Dataset items —
============================================================
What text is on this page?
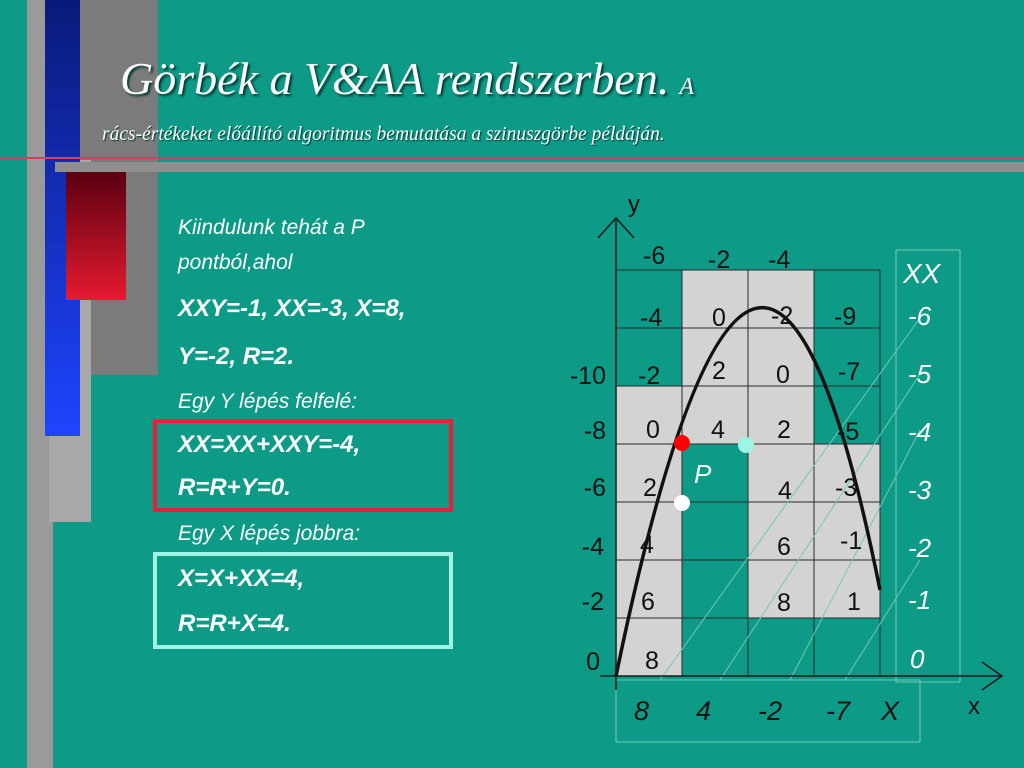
Görbék a V&AA rendszerben. A
rács-értékeket előállító algoritmus bemutatása a szinuszgörbe példáján.
Kiindulunk tehát a P
pontból,ahol
XXY=-1, XX=-3, X=8,
Y=-2, R=2.
Egy Y lépés felfelé:
XX=XX+XXY=-4,
R=R+Y=0.
Egy X lépés jobbra:
X=X+XX=4,
R=R+X=4.
y
x
P
XX
-6
-5
-4
-3
-2
-1
0
-10
-8
-6
-4
-2
0
-6 -2 -4
-4
-2
0
2
4
6
8
0
2
4
-2
0
2
4
6
8
-9
-7
-5
-3
-1
1
8 4 -2 -7 X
============================================================
Above are records to transcribe exactly; leave their pictures out.

What text is on this page?
Görbék a V&AA rendszerben. A
rács-értékeket előállító algoritmus bemutatása a szinuszgörbe példáján.
Kiindulunk tehát a P
pontból,ahol
XXY=-1, XX=-3, X=8,
Y=-2, R=2.
Egy Y lépés felfelé:
XX=XX+XXY=-4,
R=R+Y=0.
Egy X lépés jobbra:
X=X+XX=4,
R=R+X=4.
y
x
P
XX
-6
-5
-4
-3
-2
-1
0
-10
-8
-6
-4
-2
0
-6 -2 -4
-4
-2
0
2
4
6
8
0
2
4
-2
0
2
4
6
8
-9
-7
-5
-3
-1
1
8 4 -2 -7 X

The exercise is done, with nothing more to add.